Instructions to follow: Present the following data again exactly as it is shown.

Figure data in JSON:

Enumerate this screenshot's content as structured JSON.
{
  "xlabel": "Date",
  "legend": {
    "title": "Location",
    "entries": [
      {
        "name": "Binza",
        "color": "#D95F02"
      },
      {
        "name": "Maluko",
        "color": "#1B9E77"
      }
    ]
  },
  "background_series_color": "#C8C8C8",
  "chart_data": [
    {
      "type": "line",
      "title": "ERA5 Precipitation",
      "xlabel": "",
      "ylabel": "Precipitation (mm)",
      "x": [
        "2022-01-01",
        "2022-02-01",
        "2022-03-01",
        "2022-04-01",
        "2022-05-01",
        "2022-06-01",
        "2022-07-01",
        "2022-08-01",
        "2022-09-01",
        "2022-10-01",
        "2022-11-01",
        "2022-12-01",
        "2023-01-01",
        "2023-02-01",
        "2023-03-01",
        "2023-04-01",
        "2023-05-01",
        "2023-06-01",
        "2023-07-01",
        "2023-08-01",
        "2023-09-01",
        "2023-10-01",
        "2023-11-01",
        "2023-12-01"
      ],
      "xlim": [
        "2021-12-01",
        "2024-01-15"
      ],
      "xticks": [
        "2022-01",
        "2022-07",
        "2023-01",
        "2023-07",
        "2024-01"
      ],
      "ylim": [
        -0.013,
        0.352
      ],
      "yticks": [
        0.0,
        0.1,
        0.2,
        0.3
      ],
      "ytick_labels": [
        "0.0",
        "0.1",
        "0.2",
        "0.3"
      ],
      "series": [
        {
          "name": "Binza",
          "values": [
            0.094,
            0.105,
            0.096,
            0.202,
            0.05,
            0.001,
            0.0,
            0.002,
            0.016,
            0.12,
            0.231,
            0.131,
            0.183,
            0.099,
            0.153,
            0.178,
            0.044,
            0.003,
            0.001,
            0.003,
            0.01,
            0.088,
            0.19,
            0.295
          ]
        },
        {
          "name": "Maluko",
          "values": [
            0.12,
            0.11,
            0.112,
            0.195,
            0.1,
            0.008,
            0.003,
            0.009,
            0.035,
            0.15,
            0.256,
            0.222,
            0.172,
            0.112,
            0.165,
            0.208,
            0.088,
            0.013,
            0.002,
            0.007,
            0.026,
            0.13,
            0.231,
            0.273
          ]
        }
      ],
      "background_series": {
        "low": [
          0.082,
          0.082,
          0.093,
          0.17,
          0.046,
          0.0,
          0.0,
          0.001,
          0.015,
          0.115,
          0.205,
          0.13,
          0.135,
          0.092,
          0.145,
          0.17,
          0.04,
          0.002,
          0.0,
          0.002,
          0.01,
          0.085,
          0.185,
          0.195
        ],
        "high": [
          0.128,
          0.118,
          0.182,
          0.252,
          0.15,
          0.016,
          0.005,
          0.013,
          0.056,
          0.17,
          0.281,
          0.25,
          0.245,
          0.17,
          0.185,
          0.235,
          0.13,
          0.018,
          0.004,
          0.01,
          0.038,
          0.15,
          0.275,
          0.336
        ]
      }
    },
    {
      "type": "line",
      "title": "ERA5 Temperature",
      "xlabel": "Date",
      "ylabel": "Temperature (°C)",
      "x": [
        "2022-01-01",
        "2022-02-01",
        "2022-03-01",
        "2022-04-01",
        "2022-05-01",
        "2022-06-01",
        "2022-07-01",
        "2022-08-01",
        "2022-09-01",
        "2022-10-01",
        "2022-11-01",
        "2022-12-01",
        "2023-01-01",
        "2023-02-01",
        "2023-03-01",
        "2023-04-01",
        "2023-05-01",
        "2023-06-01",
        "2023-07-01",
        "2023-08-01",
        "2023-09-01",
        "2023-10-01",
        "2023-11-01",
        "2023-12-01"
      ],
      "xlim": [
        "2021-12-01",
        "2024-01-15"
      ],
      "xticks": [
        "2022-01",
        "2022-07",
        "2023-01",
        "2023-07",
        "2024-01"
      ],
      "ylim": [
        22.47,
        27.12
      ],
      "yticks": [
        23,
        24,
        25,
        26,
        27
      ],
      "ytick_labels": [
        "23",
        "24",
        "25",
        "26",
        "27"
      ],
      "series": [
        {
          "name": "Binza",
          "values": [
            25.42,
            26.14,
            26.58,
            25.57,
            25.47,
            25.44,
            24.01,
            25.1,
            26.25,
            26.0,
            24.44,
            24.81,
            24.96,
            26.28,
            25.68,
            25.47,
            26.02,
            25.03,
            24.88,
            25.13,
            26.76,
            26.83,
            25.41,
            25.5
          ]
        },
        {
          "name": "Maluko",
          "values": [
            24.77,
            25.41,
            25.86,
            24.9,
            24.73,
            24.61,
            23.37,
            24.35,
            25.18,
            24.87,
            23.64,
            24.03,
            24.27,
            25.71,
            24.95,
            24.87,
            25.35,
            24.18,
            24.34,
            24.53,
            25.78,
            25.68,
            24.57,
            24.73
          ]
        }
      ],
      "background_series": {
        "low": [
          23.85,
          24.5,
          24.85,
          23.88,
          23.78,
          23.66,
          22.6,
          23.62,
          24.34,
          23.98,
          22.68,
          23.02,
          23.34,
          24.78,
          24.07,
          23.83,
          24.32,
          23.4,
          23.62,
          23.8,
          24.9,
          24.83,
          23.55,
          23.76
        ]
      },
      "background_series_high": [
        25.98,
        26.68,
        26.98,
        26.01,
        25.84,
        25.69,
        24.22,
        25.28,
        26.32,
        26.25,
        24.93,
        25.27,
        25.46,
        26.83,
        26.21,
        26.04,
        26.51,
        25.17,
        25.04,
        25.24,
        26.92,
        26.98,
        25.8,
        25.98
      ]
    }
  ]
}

Exercise answer:
Enumerate this screenshot's content as structured JSON.
{
  "xlabel": "Date",
  "legend": {
    "title": "Location",
    "entries": [
      {
        "name": "Binza",
        "color": "#D95F02"
      },
      {
        "name": "Maluko",
        "color": "#1B9E77"
      }
    ]
  },
  "background_series_color": "#C8C8C8",
  "chart_data": [
    {
      "type": "line",
      "title": "ERA5 Precipitation",
      "xlabel": "",
      "ylabel": "Precipitation (mm)",
      "x": [
        "2022-01-01",
        "2022-02-01",
        "2022-03-01",
        "2022-04-01",
        "2022-05-01",
        "2022-06-01",
        "2022-07-01",
        "2022-08-01",
        "2022-09-01",
        "2022-10-01",
        "2022-11-01",
        "2022-12-01",
        "2023-01-01",
        "2023-02-01",
        "2023-03-01",
        "2023-04-01",
        "2023-05-01",
        "2023-06-01",
        "2023-07-01",
        "2023-08-01",
        "2023-09-01",
        "2023-10-01",
        "2023-11-01",
        "2023-12-01"
      ],
      "xlim": [
        "2021-12-01",
        "2024-01-15"
      ],
      "xticks": [
        "2022-01",
        "2022-07",
        "2023-01",
        "2023-07",
        "2024-01"
      ],
      "ylim": [
        -0.013,
        0.352
      ],
      "yticks": [
        0.0,
        0.1,
        0.2,
        0.3
      ],
      "ytick_labels": [
        "0.0",
        "0.1",
        "0.2",
        "0.3"
      ],
      "series": [
        {
          "name": "Binza",
          "values": [
            0.094,
            0.105,
            0.096,
            0.202,
            0.05,
            0.001,
            0.0,
            0.002,
            0.016,
            0.12,
            0.231,
            0.131,
            0.183,
            0.099,
            0.153,
            0.178,
            0.044,
            0.003,
            0.001,
            0.003,
            0.01,
            0.088,
            0.19,
            0.295
          ]
        },
        {
          "name": "Maluko",
          "values": [
            0.12,
            0.11,
            0.112,
            0.195,
            0.1,
            0.008,
            0.003,
            0.009,
            0.035,
            0.15,
            0.256,
            0.222,
            0.172,
            0.112,
            0.165,
            0.208,
            0.088,
            0.013,
            0.002,
            0.007,
            0.026,
            0.13,
            0.231,
            0.273
          ]
        }
      ],
      "background_series": {
        "low": [
          0.082,
          0.082,
          0.093,
          0.17,
          0.046,
          0.0,
          0.0,
          0.001,
          0.015,
          0.115,
          0.205,
          0.13,
          0.135,
          0.092,
          0.145,
          0.17,
          0.04,
          0.002,
          0.0,
          0.002,
          0.01,
          0.085,
          0.185,
          0.195
        ],
        "high": [
          0.128,
          0.118,
          0.182,
          0.252,
          0.15,
          0.016,
          0.005,
          0.013,
          0.056,
          0.17,
          0.281,
          0.25,
          0.245,
          0.17,
          0.185,
          0.235,
          0.13,
          0.018,
          0.004,
          0.01,
          0.038,
          0.15,
          0.275,
          0.336
        ]
      }
    },
    {
      "type": "line",
      "title": "ERA5 Temperature",
      "xlabel": "Date",
      "ylabel": "Temperature (°C)",
      "x": [
        "2022-01-01",
        "2022-02-01",
        "2022-03-01",
        "2022-04-01",
        "2022-05-01",
        "2022-06-01",
        "2022-07-01",
        "2022-08-01",
        "2022-09-01",
        "2022-10-01",
        "2022-11-01",
        "2022-12-01",
        "2023-01-01",
        "2023-02-01",
        "2023-03-01",
        "2023-04-01",
        "2023-05-01",
        "2023-06-01",
        "2023-07-01",
        "2023-08-01",
        "2023-09-01",
        "2023-10-01",
        "2023-11-01",
        "2023-12-01"
      ],
      "xlim": [
        "2021-12-01",
        "2024-01-15"
      ],
      "xticks": [
        "2022-01",
        "2022-07",
        "2023-01",
        "2023-07",
        "2024-01"
      ],
      "ylim": [
        22.47,
        27.12
      ],
      "yticks": [
        23,
        24,
        25,
        26,
        27
      ],
      "ytick_labels": [
        "23",
        "24",
        "25",
        "26",
        "27"
      ],
      "series": [
        {
          "name": "Binza",
          "values": [
            25.42,
            26.14,
            26.58,
            25.57,
            25.47,
            25.44,
            24.01,
            25.1,
            26.25,
            26.0,
            24.44,
            24.81,
            24.96,
            26.28,
            25.68,
            25.47,
            26.02,
            25.03,
            24.88,
            25.13,
            26.76,
            26.83,
            25.41,
            25.5
          ]
        },
        {
          "name": "Maluko",
          "values": [
            24.77,
            25.41,
            25.86,
            24.9,
            24.73,
            24.61,
            23.37,
            24.35,
            25.18,
            24.87,
            23.64,
            24.03,
            24.27,
            25.71,
            24.95,
            24.87,
            25.35,
            24.18,
            24.34,
            24.53,
            25.78,
            25.68,
            24.57,
            24.73
          ]
        }
      ],
      "background_series": {
        "low": [
          23.85,
          24.5,
          24.85,
          23.88,
          23.78,
          23.66,
          22.6,
          23.62,
          24.34,
          23.98,
          22.68,
          23.02,
          23.34,
          24.78,
          24.07,
          23.83,
          24.32,
          23.4,
          23.62,
          23.8,
          24.9,
          24.83,
          23.55,
          23.76
        ]
      },
      "background_series_high": [
        25.98,
        26.68,
        26.98,
        26.01,
        25.84,
        25.69,
        24.22,
        25.28,
        26.32,
        26.25,
        24.93,
        25.27,
        25.46,
        26.83,
        26.21,
        26.04,
        26.51,
        25.17,
        25.04,
        25.24,
        26.92,
        26.98,
        25.8,
        25.98
      ]
    }
  ]
}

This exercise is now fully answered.